# LISTED ENTRIES

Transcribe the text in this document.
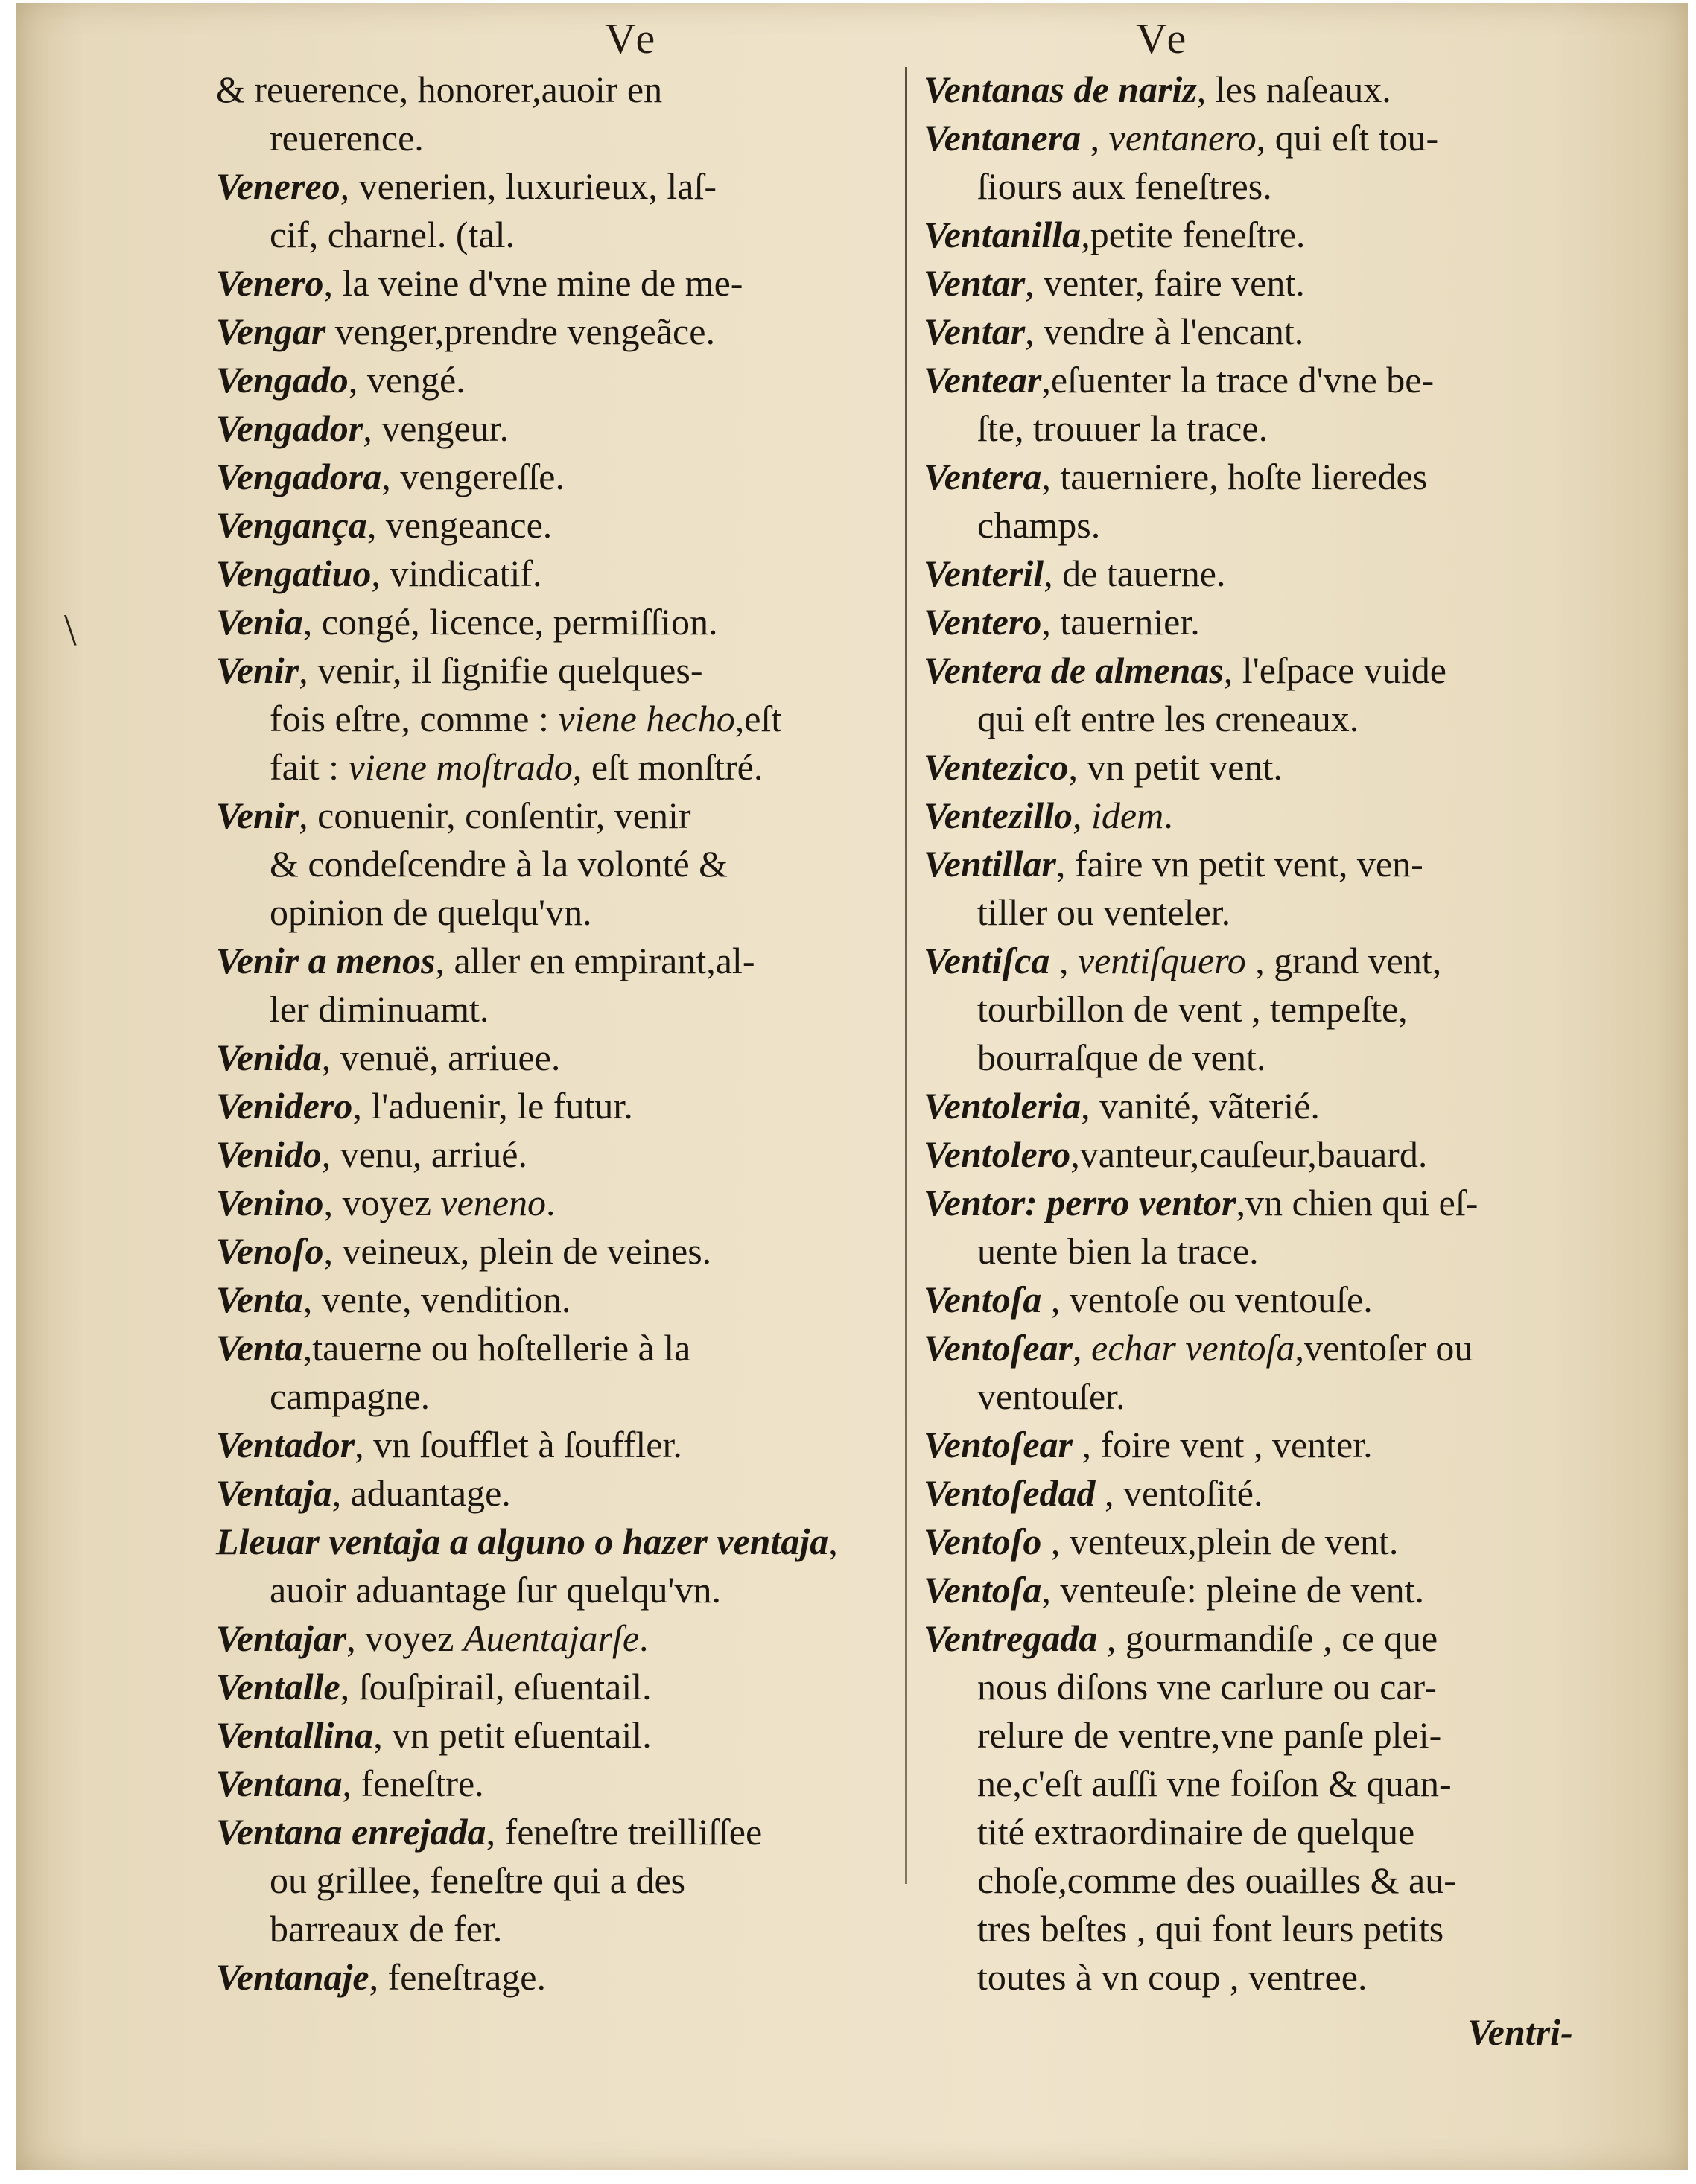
Ve	Ve
\
& reuerence, honorer,auoir en
reuerence.
Venereo, venerien, luxurieux, laſ-
cif, charnel. (tal.
Venero, la veine d'vne mine de me-
Vengar venger,prendre vengeãce.
Vengado, vengé.
Vengador, vengeur.
Vengadora, vengereſſe.
Vengança, vengeance.
Vengatiuo, vindicatif.
Venia, congé, licence, permiſſion.
Venir, venir, il ſignifie quelques-
fois eſtre, comme : viene hecho,eſt
fait : viene moſtrado, eſt monſtré.
Venir, conuenir, conſentir, venir
& condeſcendre à la volonté &
opinion de quelqu'vn.
Venir a menos, aller en empirant,al-
ler diminuamt.
Venida, venuë, arriuee.
Venidero, l'aduenir, le futur.
Venido, venu, arriué.
Venino, voyez veneno.
Venoſo, veineux, plein de veines.
Venta, vente, vendition.
Venta,tauerne ou hoſtellerie à la
campagne.
Ventador, vn ſoufflet à ſouffler.
Ventaja, aduantage.
Lleuar ventaja a alguno o hazer ventaja,
auoir aduantage ſur quelqu'vn.
Ventajar, voyez Auentajarſe.
Ventalle, ſouſpirail, eſuentail.
Ventallina, vn petit eſuentail.
Ventana, feneſtre.
Ventana enrejada, feneſtre treilliſſee
ou grillee, feneſtre qui a des
barreaux de fer.
Ventanaje, feneſtrage.
Ventanas de nariz, les naſeaux.
Ventanera , ventanero, qui eſt tou-
ſiours aux feneſtres.
Ventanilla,petite feneſtre.
Ventar, venter, faire vent.
Ventar, vendre à l'encant.
Ventear,eſuenter la trace d'vne be-
ſte, trouuer la trace.
Ventera, tauerniere, hoſte lieredes
champs.
Venteril, de tauerne.
Ventero, tauernier.
Ventera de almenas, l'eſpace vuide
qui eſt entre les creneaux.
Ventezico, vn petit vent.
Ventezillo, idem.
Ventillar, faire vn petit vent, ven-
tiller ou venteler.
Ventiſca , ventiſquero , grand vent,
tourbillon de vent , tempeſte,
bourraſque de vent.
Ventoleria, vanité, vãterié.
Ventolero,vanteur,cauſeur,bauard.
Ventor: perro ventor,vn chien qui eſ-
uente bien la trace.
Ventoſa , ventoſe ou ventouſe.
Ventoſear, echar ventoſa,ventoſer ou
ventouſer.
Ventoſear , foire vent , venter.
Ventoſedad , ventoſité.
Ventoſo , venteux,plein de vent.
Ventoſa, venteuſe: pleine de vent.
Ventregada , gourmandiſe , ce que
nous diſons vne carlure ou car-
relure de ventre,vne panſe plei-
ne,c'eſt auſſi vne foiſon & quan-
tité extraordinaire de quelque
choſe,comme des ouailles & au-
tres beſtes , qui font leurs petits
toutes à vn coup , ventree.
Ventri-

# WHAT YOU WILL DO
For this exercise, gather every line of the data that contains the word "eſuentail".

# FULL RESPONSE
Ventalle, ſouſpirail, eſuentail.
Ventallina, vn petit eſuentail.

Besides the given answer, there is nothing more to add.